Repeat each record exactly. Any picture gets left out.
***
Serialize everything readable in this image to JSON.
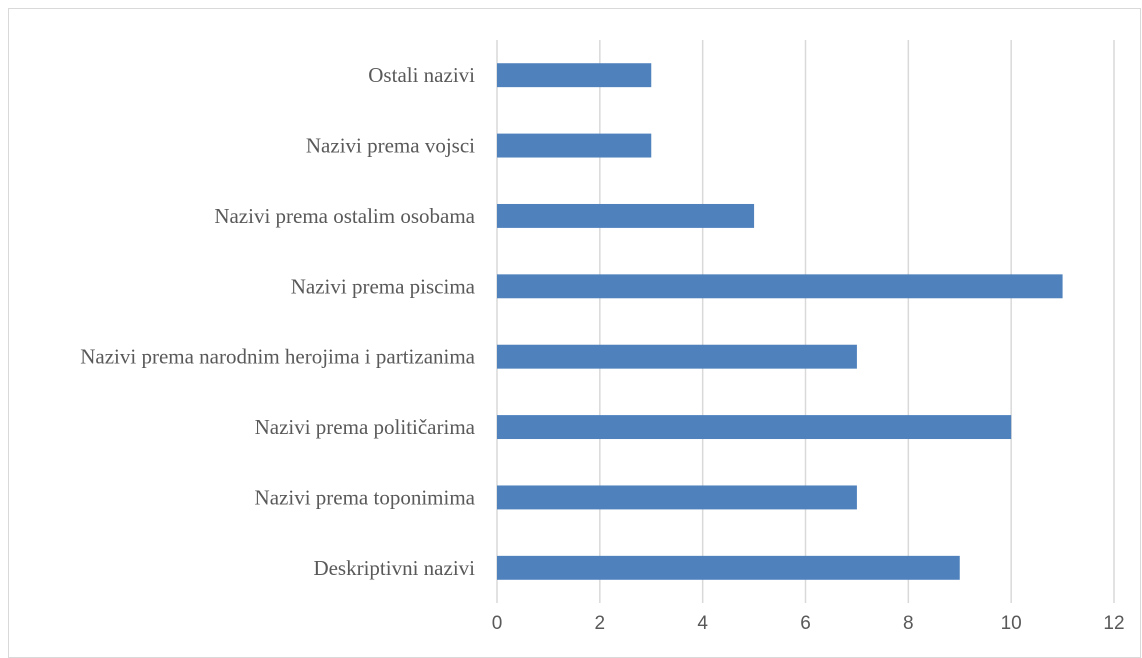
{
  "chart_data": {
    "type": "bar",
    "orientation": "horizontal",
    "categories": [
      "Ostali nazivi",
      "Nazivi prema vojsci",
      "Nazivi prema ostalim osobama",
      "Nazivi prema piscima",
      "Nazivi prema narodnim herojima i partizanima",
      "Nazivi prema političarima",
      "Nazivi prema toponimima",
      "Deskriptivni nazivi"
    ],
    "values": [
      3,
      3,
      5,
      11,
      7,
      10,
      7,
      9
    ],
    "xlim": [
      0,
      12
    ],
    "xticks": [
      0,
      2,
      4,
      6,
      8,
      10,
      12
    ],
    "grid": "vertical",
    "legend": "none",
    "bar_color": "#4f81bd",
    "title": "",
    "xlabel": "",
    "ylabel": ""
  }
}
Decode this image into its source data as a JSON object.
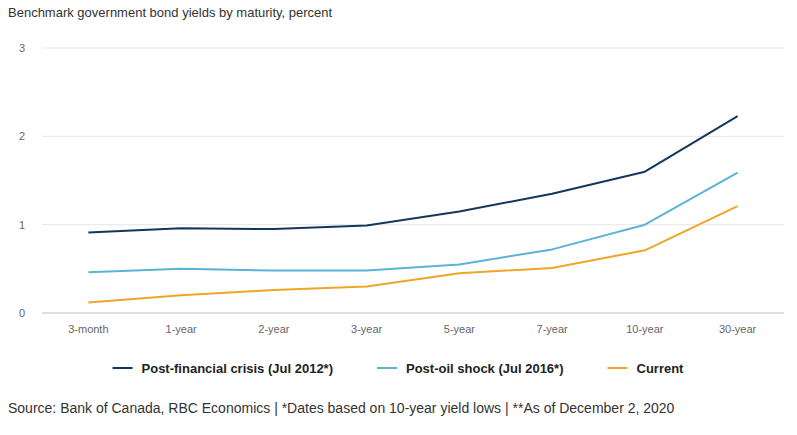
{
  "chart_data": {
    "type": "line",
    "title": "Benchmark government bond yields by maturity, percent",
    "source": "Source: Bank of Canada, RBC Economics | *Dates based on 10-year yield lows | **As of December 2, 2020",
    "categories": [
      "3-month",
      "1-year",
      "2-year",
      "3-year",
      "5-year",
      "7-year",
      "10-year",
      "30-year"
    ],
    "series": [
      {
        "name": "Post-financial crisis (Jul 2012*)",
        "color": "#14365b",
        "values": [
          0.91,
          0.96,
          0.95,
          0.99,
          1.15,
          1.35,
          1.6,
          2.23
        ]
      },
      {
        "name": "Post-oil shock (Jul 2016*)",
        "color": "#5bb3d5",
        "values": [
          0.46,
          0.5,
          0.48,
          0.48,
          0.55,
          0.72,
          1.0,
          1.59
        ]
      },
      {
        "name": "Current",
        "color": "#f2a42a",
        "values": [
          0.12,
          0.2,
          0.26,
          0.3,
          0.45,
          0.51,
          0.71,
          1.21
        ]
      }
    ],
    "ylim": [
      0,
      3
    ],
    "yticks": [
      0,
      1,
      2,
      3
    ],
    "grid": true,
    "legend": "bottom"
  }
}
***
## Final result
Serialize everything readable in this image to JSON.
{
  "chart_data": {
    "type": "bar",
    "orientation": "horizontal",
    "categories": [
      "Ostali nazivi",
      "Nazivi prema vojsci",
      "Nazivi prema ostalim osobama",
      "Nazivi prema piscima",
      "Nazivi prema narodnim herojima i partizanima",
      "Nazivi prema političarima",
      "Nazivi prema toponimima",
      "Deskriptivni nazivi"
    ],
    "values": [
      3,
      3,
      5,
      11,
      7,
      10,
      7,
      9
    ],
    "xlim": [
      0,
      12
    ],
    "xticks": [
      0,
      2,
      4,
      6,
      8,
      10,
      12
    ],
    "grid": "vertical",
    "legend": "none",
    "bar_color": "#4f81bd",
    "title": "",
    "xlabel": "",
    "ylabel": ""
  }
}
Decode this image into its source data as a JSON object.
{
  "chart_data": {
    "type": "line",
    "title": "Benchmark government bond yields by maturity, percent",
    "source": "Source: Bank of Canada, RBC Economics | *Dates based on 10-year yield lows | **As of December 2, 2020",
    "categories": [
      "3-month",
      "1-year",
      "2-year",
      "3-year",
      "5-year",
      "7-year",
      "10-year",
      "30-year"
    ],
    "series": [
      {
        "name": "Post-financial crisis (Jul 2012*)",
        "color": "#14365b",
        "values": [
          0.91,
          0.96,
          0.95,
          0.99,
          1.15,
          1.35,
          1.6,
          2.23
        ]
      },
      {
        "name": "Post-oil shock (Jul 2016*)",
        "color": "#5bb3d5",
        "values": [
          0.46,
          0.5,
          0.48,
          0.48,
          0.55,
          0.72,
          1.0,
          1.59
        ]
      },
      {
        "name": "Current",
        "color": "#f2a42a",
        "values": [
          0.12,
          0.2,
          0.26,
          0.3,
          0.45,
          0.51,
          0.71,
          1.21
        ]
      }
    ],
    "ylim": [
      0,
      3
    ],
    "yticks": [
      0,
      1,
      2,
      3
    ],
    "grid": true,
    "legend": "bottom"
  }
}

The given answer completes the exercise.